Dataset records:

• • • • •

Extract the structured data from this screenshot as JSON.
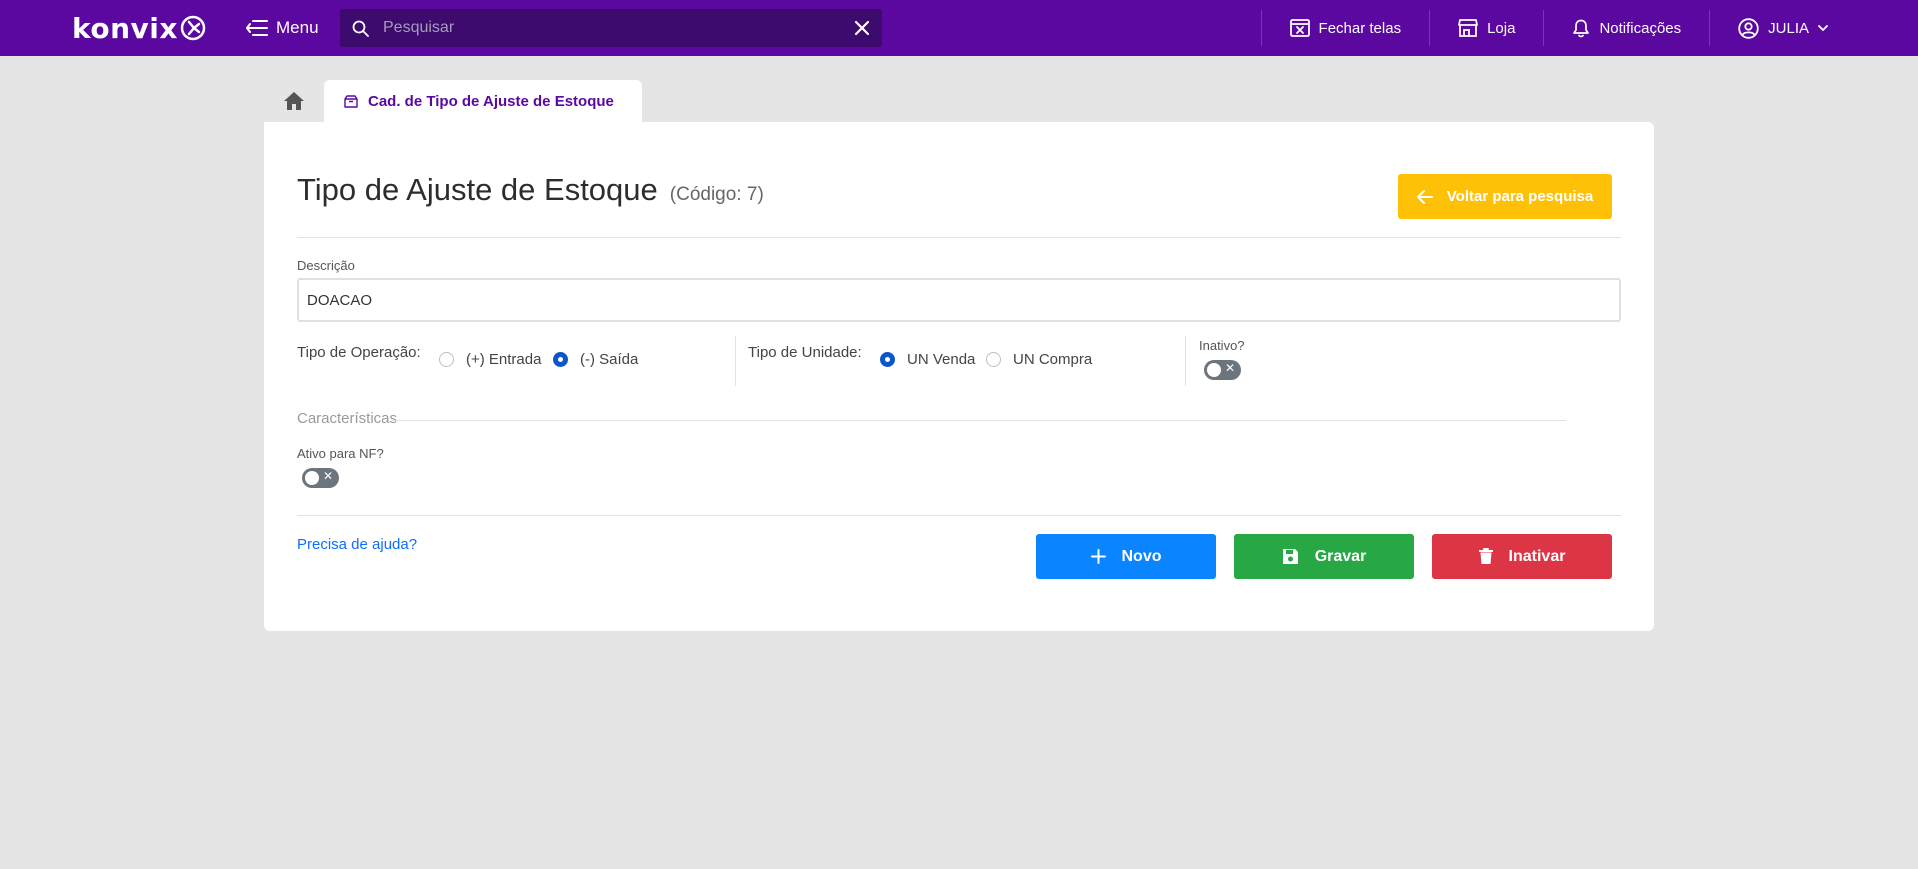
{
  "topbar": {
    "logo_text": "Konvix",
    "menu_label": "Menu",
    "search_placeholder": "Pesquisar",
    "close_screens_label": "Fechar telas",
    "store_label": "Loja",
    "notifications_label": "Notificações",
    "user_label": "JULIA"
  },
  "tabs": {
    "active_label": "Cad. de Tipo de Ajuste de Estoque"
  },
  "page": {
    "title": "Tipo de Ajuste de Estoque",
    "code": "(Código: 7)",
    "back_button": "Voltar para pesquisa"
  },
  "form": {
    "descricao_label": "Descrição",
    "descricao_value": "DOACAO",
    "tipo_operacao_label": "Tipo de Operação:",
    "tipo_operacao_options": [
      "(+) Entrada",
      "(-) Saída"
    ],
    "tipo_operacao_selected": "(-) Saída",
    "tipo_unidade_label": "Tipo de Unidade:",
    "tipo_unidade_options": [
      "UN Venda",
      "UN Compra"
    ],
    "tipo_unidade_selected": "UN Venda",
    "inativo_label": "Inativo?",
    "inativo_value": false,
    "caracteristicas_label": "Características",
    "ativo_nf_label": "Ativo para NF?",
    "ativo_nf_value": false
  },
  "footer": {
    "help_link": "Precisa de ajuda?",
    "new_button": "Novo",
    "save_button": "Gravar",
    "inactivate_button": "Inativar"
  },
  "colors": {
    "topbar": "#5a08a0",
    "search_bg": "#3d0a6e",
    "back_button": "#ffc107",
    "new_button": "#0b84ff",
    "save_button": "#28a745",
    "inactivate_button": "#dc3545",
    "radio_checked": "#0d56c9"
  }
}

• • • • •

STATED EXERCISE -
Skip the pictures and transcribe the rest of the records exactly.

COMPLETE OUTPUT -
Extract the structured data from this screenshot as JSON.
{
  "topbar": {
    "logo_text": "Konvix",
    "menu_label": "Menu",
    "search_placeholder": "Pesquisar",
    "close_screens_label": "Fechar telas",
    "store_label": "Loja",
    "notifications_label": "Notificações",
    "user_label": "JULIA"
  },
  "tabs": {
    "active_label": "Cad. de Tipo de Ajuste de Estoque"
  },
  "page": {
    "title": "Tipo de Ajuste de Estoque",
    "code": "(Código: 7)",
    "back_button": "Voltar para pesquisa"
  },
  "form": {
    "descricao_label": "Descrição",
    "descricao_value": "DOACAO",
    "tipo_operacao_label": "Tipo de Operação:",
    "tipo_operacao_options": [
      "(+) Entrada",
      "(-) Saída"
    ],
    "tipo_operacao_selected": "(-) Saída",
    "tipo_unidade_label": "Tipo de Unidade:",
    "tipo_unidade_options": [
      "UN Venda",
      "UN Compra"
    ],
    "tipo_unidade_selected": "UN Venda",
    "inativo_label": "Inativo?",
    "inativo_value": false,
    "caracteristicas_label": "Características",
    "ativo_nf_label": "Ativo para NF?",
    "ativo_nf_value": false
  },
  "footer": {
    "help_link": "Precisa de ajuda?",
    "new_button": "Novo",
    "save_button": "Gravar",
    "inactivate_button": "Inativar"
  },
  "colors": {
    "topbar": "#5a08a0",
    "search_bg": "#3d0a6e",
    "back_button": "#ffc107",
    "new_button": "#0b84ff",
    "save_button": "#28a745",
    "inactivate_button": "#dc3545",
    "radio_checked": "#0d56c9"
  }
}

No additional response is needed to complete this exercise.